● **WORK REQUEST**
For the data that follows, return each line unchanged and drop the pictures.

Records from a data source:
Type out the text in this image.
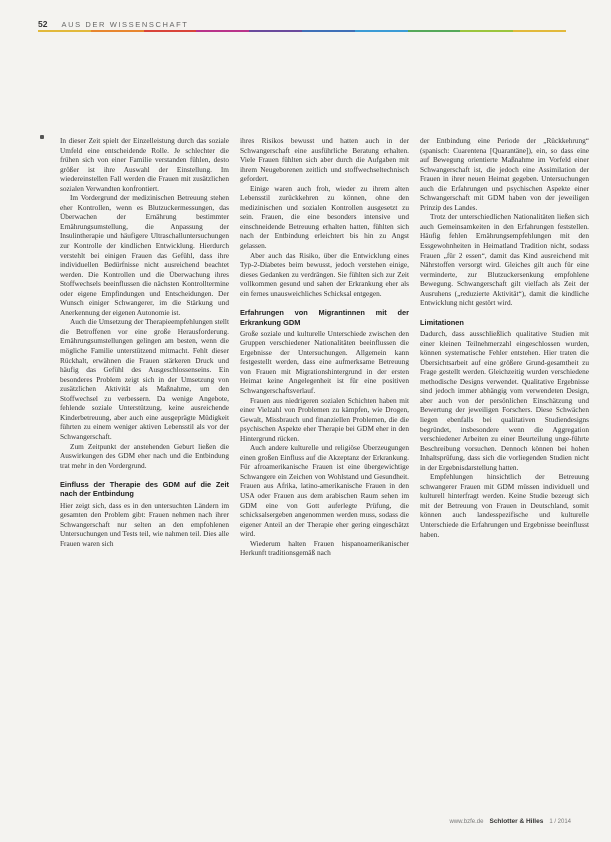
52 AUS DER WISSENSCHAFT

In dieser Zeit spielt der Einzelleistung durch das soziale Umfeld eine entscheidende Rolle. Je schlechter die frühen sich von einer Familie verstanden fühlen, desto größer ist ihre Auswahl der Einstellung. Im wiedereinstellen Fall werden die Frauen mit zusätzlichen sozialen Verwandten konfrontiert.

Im Vordergrund der medizinischen Betreuung stehen eher Kontrollen, wenn es Blutzuckermessungen, das Überwachen der Ernährung bestimmter Ernährungsumstellung, die Anpassung der Insulintherapie und häufigere Ultraschalluntersuchungen zur Kontrolle der kindlichen Entwicklung. Hierdurch verstehlt bei einigen Frauen das Gefühl, dass ihre individuellen Bedürfnisse nicht ausreichend beachtet werden. Die Kontrollen und die Überwachung ihres Stoffwechsels beeinflussen die nächsten Kontrolltermine oder eigene Empfindungen und Entscheidungen. Der Wunsch einiger Schwangerer, im die Stärkung und Anerkennung der eigenen Autonomie ist.

Auch die Umsetzung der Therapieempfehlungen stellt die Betroffenen vor eine große Herausforderung. Ernährungsumstellungen gelingen am besten, wenn die mögliche Familie unterstützend mitmacht. Fehlt dieser Rückhalt, erwähnen die Frauen stärkeren Druck und häufig das Gefühl des Ausgeschlossenseins. Ein besonderes Problem zeigt sich in der Umsetzung von zusätzlichen Aktivität als Maßnahme, um den Stoffwechsel zu verbessern. Da wenige Angebote, fehlende soziale Unterstützung, keine ausreichende Kinderbetreuung, aber auch eine ausgeprägte Müdigkeit führten zu einem weniger aktiven Lebensstil als vor der Schwangerschaft.

Zum Zeitpunkt der anstehenden Geburt ließen die Auswirkungen des GDM eher nach und die Entbindung trat mehr in den Vordergrund.

Einfluss der Therapie des GDM auf die Zeit nach der Entbindung

Hier zeigt sich, dass es in den untersuchten Ländern im gesamten den Problem gibt: Frauen nehmen nach ihrer Schwangerschaft nur selten an den empfohlenen Untersuchungen und Tests teil, wie nahmen teil. Dies alle Frauen waren sich

ihres Risikos bewusst und hatten auch in der Schwangerschaft eine ausführliche Beratung erhalten. Viele Frauen fühlten sich aber durch die Aufgaben mit ihrem Neugeborenen zeitlich und stoffwechseltechnisch gefordert.

Einige waren auch froh, wieder zu ihrem alten Lebensstil zurückkehren zu können, ohne den medizinischen und sozialen Kontrollen ausgesetzt zu sein. Frauen, die eine besonders intensive und einschneidende Betreuung erhalten hatten, fühlten sich nach der Entbindung erleichtert bis hin zu Angst gelassen.

Aber auch das Risiko, über die Entwicklung eines Typ-2-Diabetes beim bewusst, jedoch verstehen einige, dieses Gedanken zu verdrängen. Sie fühlten sich zur Zeit vollkommen gesund und sahen der Erkrankung eher als ein fernes unausweichliches Schicksal entgegen.

Erfahrungen von Migrantinnen mit der Erkrankung GDM

Große soziale und kulturelle Unterschiede zwischen den Gruppen verschiedener Nationalitäten beeinflussen die Ergebnisse der Untersuchungen. Allgemein kann festgestellt werden, dass eine aufmerksame Betreuung von Frauen mit Migrationshintergrund in der ersten Heimat keine Angelegenheit ist für eine positiven Schwangerschaftsverlauf.

Frauen aus niedrigeren sozialen Schichten haben mit einer Vielzahl von Problemen zu kämpfen, wie Drogen, Gewalt, Missbrauch und finanziellen Problemen, die die psychischen Aspekte eher Therapie bei GDM eher in den Hintergrund rücken.

Auch andere kulturelle und religiöse Überzeugungen einen großen Einfluss auf die Akzeptanz der Erkrankung. Für afroamerikanische Frauen ist eine übergewichtige Schwangere ein Zeichen von Wohlstand und Gesundheit. Frauen aus Afrika, latino-amerikanische Frauen in den USA oder Frauen aus dem arabischen Raum sehen im GDM eine von Gott auferlegte Prüfung, die schicksalsergeben angenommen werden muss, sodass die eigener Anteil an der Therapie eher gering eingeschätzt wird.

Wiederum halten Frauen hispanoamerikanischer Herkunft traditionsgemäß nach

der Entbindung eine Periode der „Rückkehrung“ (spanisch: Cuarentena [Quarantäne]), ein, so dass eine auf Bewegung orientierte Maßnahme im Vorfeld einer Schwangerschaft ist, die jedoch eine Assimilation der Frauen in ihrer neuen Heimat gegeben. Untersuchungen auch die Erfahrungen und psychischen Aspekte einer Schwangerschaft mit GDM haben von der jeweiligen Prinzip des Landes.

Trotz der unterschiedlichen Nationalitäten ließen sich auch Gemeinsamkeiten in den Erfahrungen feststellen. Häufig fehlen Ernährungsempfehlungen mit den Essgewohnheiten in Heimatland Tradition nicht, sodass Frauen „für 2 essen“, damit das Kind ausreichend mit Nährstoffen versorgt wird. Gleiches gilt auch für eine verminderte, zur Blutzuckersenkung empfohlene Bewegung. Schwangerschaft gilt vielfach als Zeit der Ausruhens („reduzierte Aktivität“), damit die kindliche Entwicklung nicht gestört wird.

Limitationen

Dadurch, dass ausschließlich qualitative Studien mit einer kleinen Teilnehmerzahl eingeschlossen wurden, können systematische Fehler entstehen. Hier traten die Übersichtsarbeit auf eine größere Grund-gesamtheit zu Frage gestellt werden. Gleichzeitig wurden verschiedene methodische Designs verwendet. Qualitative Ergebnisse sind jedoch immer abhängig vom verwendeten Design, aber auch von der persönlichen Einschätzung und Bewertung der jeweiligen Forschers. Diese Schwächen liegen ebenfalls bei qualitativen Studiendesigns begründet, insbesondere wenn die Aggregation verschiedener Arbeiten zu einer Beurteilung unge-führte Beschreibung vorsuchen. Dennoch können bei hohen Inhaltsprüfung, dass sich die vorliegenden Studien nicht in der Ergebnisdarstellung hatten.

Empfehlungen hinsichtlich der Betreuung schwangerer Frauen mit GDM müssen individuell und kulturell hinterfragt werden. Keine Studie bezeugt sich mit der Betreuung von Frauen in Deutschland, somit können auch landesspezifische und kulturelle Unterschiede die Erfahrungen und Ergebnisse beeinflusst haben.

www.bzfe.de Schlotter & Hilles 1 / 2014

● **EXERCISE RESPONSE**
Type out the text in this image.
52 AUS DER WISSENSCHAFT

In dieser Zeit spielt der Einzelleistung durch das soziale Umfeld eine entscheidende Rolle. Je schlechter die frühen sich von einer Familie verstanden fühlen, desto größer ist ihre Auswahl der Einstellung. Im wiedereinstellen Fall werden die Frauen mit zusätzlichen sozialen Verwandten konfrontiert.

Im Vordergrund der medizinischen Betreuung stehen eher Kontrollen, wenn es Blutzuckermessungen, das Überwachen der Ernährung bestimmter Ernährungsumstellung, die Anpassung der Insulintherapie und häufigere Ultraschalluntersuchungen zur Kontrolle der kindlichen Entwicklung. Hierdurch verstehlt bei einigen Frauen das Gefühl, dass ihre individuellen Bedürfnisse nicht ausreichend beachtet werden. Die Kontrollen und die Überwachung ihres Stoffwechsels beeinflussen die nächsten Kontrolltermine oder eigene Empfindungen und Entscheidungen. Der Wunsch einiger Schwangerer, im die Stärkung und Anerkennung der eigenen Autonomie ist.

Auch die Umsetzung der Therapieempfehlungen stellt die Betroffenen vor eine große Herausforderung. Ernährungsumstellungen gelingen am besten, wenn die mögliche Familie unterstützend mitmacht. Fehlt dieser Rückhalt, erwähnen die Frauen stärkeren Druck und häufig das Gefühl des Ausgeschlossenseins. Ein besonderes Problem zeigt sich in der Umsetzung von zusätzlichen Aktivität als Maßnahme, um den Stoffwechsel zu verbessern. Da wenige Angebote, fehlende soziale Unterstützung, keine ausreichende Kinderbetreuung, aber auch eine ausgeprägte Müdigkeit führten zu einem weniger aktiven Lebensstil als vor der Schwangerschaft.

Zum Zeitpunkt der anstehenden Geburt ließen die Auswirkungen des GDM eher nach und die Entbindung trat mehr in den Vordergrund.

Einfluss der Therapie des GDM auf die Zeit nach der Entbindung

Hier zeigt sich, dass es in den untersuchten Ländern im gesamten den Problem gibt: Frauen nehmen nach ihrer Schwangerschaft nur selten an den empfohlenen Untersuchungen und Tests teil, wie nahmen teil. Dies alle Frauen waren sich

ihres Risikos bewusst und hatten auch in der Schwangerschaft eine ausführliche Beratung erhalten. Viele Frauen fühlten sich aber durch die Aufgaben mit ihrem Neugeborenen zeitlich und stoffwechseltechnisch gefordert.

Einige waren auch froh, wieder zu ihrem alten Lebensstil zurückkehren zu können, ohne den medizinischen und sozialen Kontrollen ausgesetzt zu sein. Frauen, die eine besonders intensive und einschneidende Betreuung erhalten hatten, fühlten sich nach der Entbindung erleichtert bis hin zu Angst gelassen.

Aber auch das Risiko, über die Entwicklung eines Typ-2-Diabetes beim bewusst, jedoch verstehen einige, dieses Gedanken zu verdrängen. Sie fühlten sich zur Zeit vollkommen gesund und sahen der Erkrankung eher als ein fernes unausweichliches Schicksal entgegen.

Erfahrungen von Migrantinnen mit der Erkrankung GDM

Große soziale und kulturelle Unterschiede zwischen den Gruppen verschiedener Nationalitäten beeinflussen die Ergebnisse der Untersuchungen. Allgemein kann festgestellt werden, dass eine aufmerksame Betreuung von Frauen mit Migrationshintergrund in der ersten Heimat keine Angelegenheit ist für eine positiven Schwangerschaftsverlauf.

Frauen aus niedrigeren sozialen Schichten haben mit einer Vielzahl von Problemen zu kämpfen, wie Drogen, Gewalt, Missbrauch und finanziellen Problemen, die die psychischen Aspekte eher Therapie bei GDM eher in den Hintergrund rücken.

Auch andere kulturelle und religiöse Überzeugungen einen großen Einfluss auf die Akzeptanz der Erkrankung. Für afroamerikanische Frauen ist eine übergewichtige Schwangere ein Zeichen von Wohlstand und Gesundheit. Frauen aus Afrika, latino-amerikanische Frauen in den USA oder Frauen aus dem arabischen Raum sehen im GDM eine von Gott auferlegte Prüfung, die schicksalsergeben angenommen werden muss, sodass die eigener Anteil an der Therapie eher gering eingeschätzt wird.

Wiederum halten Frauen hispanoamerikanischer Herkunft traditionsgemäß nach

der Entbindung eine Periode der „Rückkehrung“ (spanisch: Cuarentena [Quarantäne]), ein, so dass eine auf Bewegung orientierte Maßnahme im Vorfeld einer Schwangerschaft ist, die jedoch eine Assimilation der Frauen in ihrer neuen Heimat gegeben. Untersuchungen auch die Erfahrungen und psychischen Aspekte einer Schwangerschaft mit GDM haben von der jeweiligen Prinzip des Landes.

Trotz der unterschiedlichen Nationalitäten ließen sich auch Gemeinsamkeiten in den Erfahrungen feststellen. Häufig fehlen Ernährungsempfehlungen mit den Essgewohnheiten in Heimatland Tradition nicht, sodass Frauen „für 2 essen“, damit das Kind ausreichend mit Nährstoffen versorgt wird. Gleiches gilt auch für eine verminderte, zur Blutzuckersenkung empfohlene Bewegung. Schwangerschaft gilt vielfach als Zeit der Ausruhens („reduzierte Aktivität“), damit die kindliche Entwicklung nicht gestört wird.

Limitationen

Dadurch, dass ausschließlich qualitative Studien mit einer kleinen Teilnehmerzahl eingeschlossen wurden, können systematische Fehler entstehen. Hier traten die Übersichtsarbeit auf eine größere Grund-gesamtheit zu Frage gestellt werden. Gleichzeitig wurden verschiedene methodische Designs verwendet. Qualitative Ergebnisse sind jedoch immer abhängig vom verwendeten Design, aber auch von der persönlichen Einschätzung und Bewertung der jeweiligen Forschers. Diese Schwächen liegen ebenfalls bei qualitativen Studiendesigns begründet, insbesondere wenn die Aggregation verschiedener Arbeiten zu einer Beurteilung unge-führte Beschreibung vorsuchen. Dennoch können bei hohen Inhaltsprüfung, dass sich die vorliegenden Studien nicht in der Ergebnisdarstellung hatten.

Empfehlungen hinsichtlich der Betreuung schwangerer Frauen mit GDM müssen individuell und kulturell hinterfragt werden. Keine Studie bezeugt sich mit der Betreuung von Frauen in Deutschland, somit können auch landesspezifische und kulturelle Unterschiede die Erfahrungen und Ergebnisse beeinflusst haben.

www.bzfe.de Schlotter & Hilles 1 / 2014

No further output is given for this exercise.